### Ziel der Aufgabe
Schreib den Text über den Dörlemann-Verlag weiter und knüpf dabei direkt an seinen letzten Satz an.

### Vorgegebener Text
Mittwoch, März 19

Der Dörlemann-Verlag hat sich mit Übersetzungen aus dem englisch- und russischsprachigen Raum einen Namen gemacht. Nun stellt er sich unter ein rasch wachsendes Dach in der Branche.

Vor 21 Jahren veröffentlichte Sabine Dörlemann als erstes Buch ihres neuen Verlags die Erzählung «Ein unbekannter Freund» des russischen Nobelpreisträgers Iwan Bunin. Darin steht der Satz: «Ich habe zufällig Ihr Buch gekauft und las ununterbrochen auf der Rückfahrt . . . und ich las, las und fühlte mich, ich weiss nicht, warum, fast qualvoll glücklich.» Seither folgte in ihrem Verlag Trouvaille auf Trouvaille. Sie vermögen ebensolche Momente, wie von Bunin beschrieben, auszulösen.

### Vorhandene Daten
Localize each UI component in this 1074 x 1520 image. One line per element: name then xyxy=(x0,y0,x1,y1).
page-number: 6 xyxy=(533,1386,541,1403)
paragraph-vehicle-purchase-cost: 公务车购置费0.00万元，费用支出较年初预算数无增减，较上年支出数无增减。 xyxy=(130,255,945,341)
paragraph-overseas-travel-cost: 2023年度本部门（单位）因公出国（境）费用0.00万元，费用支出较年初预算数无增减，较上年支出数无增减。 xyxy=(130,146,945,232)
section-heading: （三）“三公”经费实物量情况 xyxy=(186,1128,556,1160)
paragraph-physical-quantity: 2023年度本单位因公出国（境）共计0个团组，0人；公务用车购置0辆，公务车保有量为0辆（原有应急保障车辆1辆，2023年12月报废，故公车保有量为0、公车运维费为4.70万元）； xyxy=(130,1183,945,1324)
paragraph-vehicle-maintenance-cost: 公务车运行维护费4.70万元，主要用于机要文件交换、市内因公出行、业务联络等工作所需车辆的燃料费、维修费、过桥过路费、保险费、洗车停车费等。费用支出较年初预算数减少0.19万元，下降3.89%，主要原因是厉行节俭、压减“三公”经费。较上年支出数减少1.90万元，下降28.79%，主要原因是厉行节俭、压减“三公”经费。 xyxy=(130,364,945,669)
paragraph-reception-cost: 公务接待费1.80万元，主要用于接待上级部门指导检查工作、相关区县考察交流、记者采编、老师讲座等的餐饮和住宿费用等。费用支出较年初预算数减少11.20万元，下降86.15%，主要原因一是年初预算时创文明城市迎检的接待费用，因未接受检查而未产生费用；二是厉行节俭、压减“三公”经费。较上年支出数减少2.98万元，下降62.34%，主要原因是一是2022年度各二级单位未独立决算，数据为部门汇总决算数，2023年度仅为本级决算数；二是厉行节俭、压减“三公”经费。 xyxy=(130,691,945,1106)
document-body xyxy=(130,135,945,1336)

### Ergebnis der Aufgabe
Am Montag hat Sabine Dörlemann nun bekanntgegeben, dass sie ihr Lebenswerk an Daniel Kampa und seinen Kampa-Verlag verkauft hat. Ende dieses Monats wird sie ihre Tätigkeit aufgeben. Man solle dann gehen, wenn es am schönsten sei, sagt Dörlemann. Im vergangenen Jahr wurde sie zur Verlegerin des Jahres gekürt.

Wertschätzung für die Übersetzer

Als Dörlemann sich 2003 trotz kriselnder Buchbranche an das Projekt wagte, sagte sie: «Alle Verleger wollen selber Entdeckungen machen und herausbringen, und genau das will ich jetzt auch.» Mut machte ihr die russisch-deutsche Übersetzerin Swetlana Geier: «Gründen Sie einen Verlag, und ich übersetze ein Buch für Sie!» Geier schenkte ihr schliesslich die Übersetzung von Bunin.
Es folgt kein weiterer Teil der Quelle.